=== Given request ===
Look through the data and write out every line with the word "sudo" in it.

** START Entries shown **

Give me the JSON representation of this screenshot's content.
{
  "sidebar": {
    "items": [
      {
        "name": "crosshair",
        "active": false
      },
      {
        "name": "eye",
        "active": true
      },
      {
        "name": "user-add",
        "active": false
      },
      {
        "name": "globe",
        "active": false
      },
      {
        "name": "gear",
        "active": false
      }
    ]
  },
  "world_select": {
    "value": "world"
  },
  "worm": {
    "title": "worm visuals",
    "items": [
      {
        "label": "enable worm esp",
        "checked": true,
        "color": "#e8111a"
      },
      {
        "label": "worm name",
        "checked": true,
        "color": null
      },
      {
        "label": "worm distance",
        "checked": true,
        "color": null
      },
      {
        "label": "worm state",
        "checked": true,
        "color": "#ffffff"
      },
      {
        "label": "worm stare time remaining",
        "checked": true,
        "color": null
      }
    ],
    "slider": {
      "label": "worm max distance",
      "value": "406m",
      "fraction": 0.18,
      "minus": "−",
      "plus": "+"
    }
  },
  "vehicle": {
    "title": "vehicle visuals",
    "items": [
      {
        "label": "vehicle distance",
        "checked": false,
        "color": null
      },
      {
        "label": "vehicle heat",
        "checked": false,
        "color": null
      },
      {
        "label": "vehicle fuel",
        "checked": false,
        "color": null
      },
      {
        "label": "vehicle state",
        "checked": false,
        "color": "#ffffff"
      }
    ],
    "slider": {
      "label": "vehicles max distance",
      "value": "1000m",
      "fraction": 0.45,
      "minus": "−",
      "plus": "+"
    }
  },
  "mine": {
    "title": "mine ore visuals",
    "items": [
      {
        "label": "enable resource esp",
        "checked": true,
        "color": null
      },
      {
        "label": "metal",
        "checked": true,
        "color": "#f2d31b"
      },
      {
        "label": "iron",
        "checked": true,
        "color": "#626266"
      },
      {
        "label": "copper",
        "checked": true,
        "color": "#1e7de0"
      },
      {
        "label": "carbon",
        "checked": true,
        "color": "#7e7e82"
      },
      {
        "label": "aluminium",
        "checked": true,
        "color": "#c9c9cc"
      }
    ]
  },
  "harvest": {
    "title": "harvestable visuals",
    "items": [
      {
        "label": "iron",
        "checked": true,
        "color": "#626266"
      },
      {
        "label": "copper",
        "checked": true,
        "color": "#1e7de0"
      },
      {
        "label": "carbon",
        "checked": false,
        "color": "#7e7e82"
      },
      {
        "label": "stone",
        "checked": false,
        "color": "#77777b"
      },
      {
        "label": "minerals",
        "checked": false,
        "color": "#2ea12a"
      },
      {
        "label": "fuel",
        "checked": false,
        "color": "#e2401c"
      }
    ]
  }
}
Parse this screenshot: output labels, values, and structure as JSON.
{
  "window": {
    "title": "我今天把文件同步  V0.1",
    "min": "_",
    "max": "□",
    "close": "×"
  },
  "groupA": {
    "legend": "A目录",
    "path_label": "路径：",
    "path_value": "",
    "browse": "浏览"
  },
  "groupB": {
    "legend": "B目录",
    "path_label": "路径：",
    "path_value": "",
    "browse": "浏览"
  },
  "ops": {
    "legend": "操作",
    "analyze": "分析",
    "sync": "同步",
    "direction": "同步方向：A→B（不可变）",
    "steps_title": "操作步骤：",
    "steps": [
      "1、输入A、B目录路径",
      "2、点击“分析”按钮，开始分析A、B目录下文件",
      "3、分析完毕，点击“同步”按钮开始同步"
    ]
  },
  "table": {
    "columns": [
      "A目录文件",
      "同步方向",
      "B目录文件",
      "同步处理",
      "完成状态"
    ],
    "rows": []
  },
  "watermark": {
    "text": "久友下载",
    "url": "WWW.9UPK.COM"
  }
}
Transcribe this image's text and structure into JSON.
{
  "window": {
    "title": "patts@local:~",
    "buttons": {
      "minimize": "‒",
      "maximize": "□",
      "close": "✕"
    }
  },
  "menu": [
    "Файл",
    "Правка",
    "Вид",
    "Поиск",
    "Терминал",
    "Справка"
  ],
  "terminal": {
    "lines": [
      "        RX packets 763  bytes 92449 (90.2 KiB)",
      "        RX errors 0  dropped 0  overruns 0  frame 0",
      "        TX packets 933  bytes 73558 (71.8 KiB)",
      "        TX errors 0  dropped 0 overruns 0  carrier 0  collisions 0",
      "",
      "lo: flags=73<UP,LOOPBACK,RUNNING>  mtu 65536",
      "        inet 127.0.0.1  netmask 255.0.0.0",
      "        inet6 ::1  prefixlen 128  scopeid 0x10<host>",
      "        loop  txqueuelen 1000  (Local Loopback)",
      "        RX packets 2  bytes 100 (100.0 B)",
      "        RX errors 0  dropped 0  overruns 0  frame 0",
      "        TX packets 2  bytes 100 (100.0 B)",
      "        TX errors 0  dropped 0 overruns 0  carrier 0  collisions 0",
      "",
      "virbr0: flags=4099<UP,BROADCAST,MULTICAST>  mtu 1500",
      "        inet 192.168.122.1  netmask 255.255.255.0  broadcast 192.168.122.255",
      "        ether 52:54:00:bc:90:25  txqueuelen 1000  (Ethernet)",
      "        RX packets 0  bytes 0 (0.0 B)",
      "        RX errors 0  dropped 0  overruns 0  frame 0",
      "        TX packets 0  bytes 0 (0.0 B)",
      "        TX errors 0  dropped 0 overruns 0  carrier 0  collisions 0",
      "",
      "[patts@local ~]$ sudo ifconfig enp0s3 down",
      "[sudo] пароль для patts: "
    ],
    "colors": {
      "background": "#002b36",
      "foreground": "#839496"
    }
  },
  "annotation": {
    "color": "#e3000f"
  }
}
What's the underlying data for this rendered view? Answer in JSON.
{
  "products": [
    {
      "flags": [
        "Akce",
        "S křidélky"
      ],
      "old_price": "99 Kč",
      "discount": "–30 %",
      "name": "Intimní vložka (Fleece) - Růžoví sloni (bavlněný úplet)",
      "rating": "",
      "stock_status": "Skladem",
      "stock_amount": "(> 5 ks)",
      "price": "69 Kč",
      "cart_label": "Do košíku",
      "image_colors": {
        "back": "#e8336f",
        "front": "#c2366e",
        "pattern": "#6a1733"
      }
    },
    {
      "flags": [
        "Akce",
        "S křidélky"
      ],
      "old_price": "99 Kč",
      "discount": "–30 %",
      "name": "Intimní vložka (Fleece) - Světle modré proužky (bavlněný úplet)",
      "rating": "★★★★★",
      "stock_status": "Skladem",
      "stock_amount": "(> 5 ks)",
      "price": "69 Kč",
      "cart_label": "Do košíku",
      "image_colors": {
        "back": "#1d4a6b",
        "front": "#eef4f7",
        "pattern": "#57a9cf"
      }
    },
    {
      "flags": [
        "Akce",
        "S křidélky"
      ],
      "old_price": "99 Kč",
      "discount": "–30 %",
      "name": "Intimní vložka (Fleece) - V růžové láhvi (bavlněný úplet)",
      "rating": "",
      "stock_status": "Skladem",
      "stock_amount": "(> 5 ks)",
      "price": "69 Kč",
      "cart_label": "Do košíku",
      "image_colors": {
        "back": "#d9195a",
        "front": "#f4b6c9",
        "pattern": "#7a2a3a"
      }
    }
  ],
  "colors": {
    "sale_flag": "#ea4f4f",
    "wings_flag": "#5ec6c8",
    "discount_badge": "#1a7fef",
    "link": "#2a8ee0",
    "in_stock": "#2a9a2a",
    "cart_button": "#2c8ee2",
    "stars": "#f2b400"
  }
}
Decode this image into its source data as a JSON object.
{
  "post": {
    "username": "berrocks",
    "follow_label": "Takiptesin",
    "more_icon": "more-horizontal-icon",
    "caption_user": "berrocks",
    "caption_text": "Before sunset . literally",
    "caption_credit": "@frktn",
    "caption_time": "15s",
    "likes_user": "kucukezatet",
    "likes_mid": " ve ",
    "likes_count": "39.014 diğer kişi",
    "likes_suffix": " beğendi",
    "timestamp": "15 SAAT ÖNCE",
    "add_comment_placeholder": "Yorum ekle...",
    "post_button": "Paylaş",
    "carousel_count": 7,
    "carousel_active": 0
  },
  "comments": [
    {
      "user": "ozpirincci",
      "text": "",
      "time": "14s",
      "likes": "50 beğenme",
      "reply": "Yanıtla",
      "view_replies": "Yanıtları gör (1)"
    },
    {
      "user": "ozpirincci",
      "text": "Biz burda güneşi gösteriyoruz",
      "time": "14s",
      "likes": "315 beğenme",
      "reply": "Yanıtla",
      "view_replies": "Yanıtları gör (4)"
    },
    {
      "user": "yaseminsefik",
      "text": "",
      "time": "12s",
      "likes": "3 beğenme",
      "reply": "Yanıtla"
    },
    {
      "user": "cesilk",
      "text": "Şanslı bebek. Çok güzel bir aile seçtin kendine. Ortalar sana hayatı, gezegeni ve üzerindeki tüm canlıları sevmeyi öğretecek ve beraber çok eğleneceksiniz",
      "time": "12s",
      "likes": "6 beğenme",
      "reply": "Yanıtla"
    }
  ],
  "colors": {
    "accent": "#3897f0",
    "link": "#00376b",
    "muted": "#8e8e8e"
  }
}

** END Entries shown **

=== Answer for this exercise ===
      "[patts@local ~]$ sudo ifconfig enp0s3 down",
      "[sudo] пароль для patts: "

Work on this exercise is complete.